▶ **STORED RECORDS**:
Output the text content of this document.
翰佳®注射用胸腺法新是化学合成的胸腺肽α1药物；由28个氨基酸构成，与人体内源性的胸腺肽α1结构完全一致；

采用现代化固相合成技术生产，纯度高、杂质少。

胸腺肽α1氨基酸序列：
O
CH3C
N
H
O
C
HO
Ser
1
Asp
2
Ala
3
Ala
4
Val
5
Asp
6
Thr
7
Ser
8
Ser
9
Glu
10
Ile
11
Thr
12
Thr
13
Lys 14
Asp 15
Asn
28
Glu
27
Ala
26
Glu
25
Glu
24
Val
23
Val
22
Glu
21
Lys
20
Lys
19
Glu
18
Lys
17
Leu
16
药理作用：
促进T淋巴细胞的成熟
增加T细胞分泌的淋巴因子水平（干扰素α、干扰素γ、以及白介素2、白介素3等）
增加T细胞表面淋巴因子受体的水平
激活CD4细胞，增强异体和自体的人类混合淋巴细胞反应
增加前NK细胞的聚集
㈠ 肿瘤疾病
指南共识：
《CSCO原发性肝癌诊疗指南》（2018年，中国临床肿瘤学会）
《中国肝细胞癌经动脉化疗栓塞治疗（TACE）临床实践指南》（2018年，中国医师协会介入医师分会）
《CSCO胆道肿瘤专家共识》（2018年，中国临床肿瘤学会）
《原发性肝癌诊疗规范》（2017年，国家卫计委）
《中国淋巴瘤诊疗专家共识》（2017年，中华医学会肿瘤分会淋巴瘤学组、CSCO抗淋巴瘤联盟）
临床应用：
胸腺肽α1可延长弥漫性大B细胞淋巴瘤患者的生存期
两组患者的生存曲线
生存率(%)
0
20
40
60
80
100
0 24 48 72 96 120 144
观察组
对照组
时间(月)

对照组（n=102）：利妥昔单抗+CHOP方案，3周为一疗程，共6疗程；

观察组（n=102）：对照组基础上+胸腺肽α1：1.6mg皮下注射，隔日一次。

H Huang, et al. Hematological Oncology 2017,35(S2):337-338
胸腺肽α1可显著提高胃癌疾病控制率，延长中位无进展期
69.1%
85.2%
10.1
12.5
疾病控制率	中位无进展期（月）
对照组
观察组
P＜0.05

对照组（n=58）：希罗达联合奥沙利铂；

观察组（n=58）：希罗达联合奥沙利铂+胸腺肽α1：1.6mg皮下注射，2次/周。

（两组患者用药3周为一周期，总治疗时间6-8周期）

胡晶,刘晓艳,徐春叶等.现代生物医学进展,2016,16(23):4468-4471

▶ **REQUIREMENT**:
Repeat the data precisely, line by line.

▶ **EXERCISE OUTPUT**:
Output the text content of this document.
翰佳®注射用胸腺法新是化学合成的胸腺肽α1药物；由28个氨基酸构成，与人体内源性的胸腺肽α1结构完全一致；

采用现代化固相合成技术生产，纯度高、杂质少。

胸腺肽α1氨基酸序列：
O
CH3C
N
H
O
C
HO
Ser
1
Asp
2
Ala
3
Ala
4
Val
5
Asp
6
Thr
7
Ser
8
Ser
9
Glu
10
Ile
11
Thr
12
Thr
13
Lys 14
Asp 15
Asn
28
Glu
27
Ala
26
Glu
25
Glu
24
Val
23
Val
22
Glu
21
Lys
20
Lys
19
Glu
18
Lys
17
Leu
16
药理作用：
促进T淋巴细胞的成熟
增加T细胞分泌的淋巴因子水平（干扰素α、干扰素γ、以及白介素2、白介素3等）
增加T细胞表面淋巴因子受体的水平
激活CD4细胞，增强异体和自体的人类混合淋巴细胞反应
增加前NK细胞的聚集
㈠ 肿瘤疾病
指南共识：
《CSCO原发性肝癌诊疗指南》（2018年，中国临床肿瘤学会）
《中国肝细胞癌经动脉化疗栓塞治疗（TACE）临床实践指南》（2018年，中国医师协会介入医师分会）
《CSCO胆道肿瘤专家共识》（2018年，中国临床肿瘤学会）
《原发性肝癌诊疗规范》（2017年，国家卫计委）
《中国淋巴瘤诊疗专家共识》（2017年，中华医学会肿瘤分会淋巴瘤学组、CSCO抗淋巴瘤联盟）
临床应用：
胸腺肽α1可延长弥漫性大B细胞淋巴瘤患者的生存期
两组患者的生存曲线
生存率(%)
0
20
40
60
80
100
0 24 48 72 96 120 144
观察组
对照组
时间(月)

对照组（n=102）：利妥昔单抗+CHOP方案，3周为一疗程，共6疗程；

观察组（n=102）：对照组基础上+胸腺肽α1：1.6mg皮下注射，隔日一次。

H Huang, et al. Hematological Oncology 2017,35(S2):337-338
胸腺肽α1可显著提高胃癌疾病控制率，延长中位无进展期
69.1%
85.2%
10.1
12.5
疾病控制率	中位无进展期（月）
对照组
观察组
P＜0.05

对照组（n=58）：希罗达联合奥沙利铂；

观察组（n=58）：希罗达联合奥沙利铂+胸腺肽α1：1.6mg皮下注射，2次/周。

（两组患者用药3周为一周期，总治疗时间6-8周期）

胡晶,刘晓艳,徐春叶等.现代生物医学进展,2016,16(23):4468-4471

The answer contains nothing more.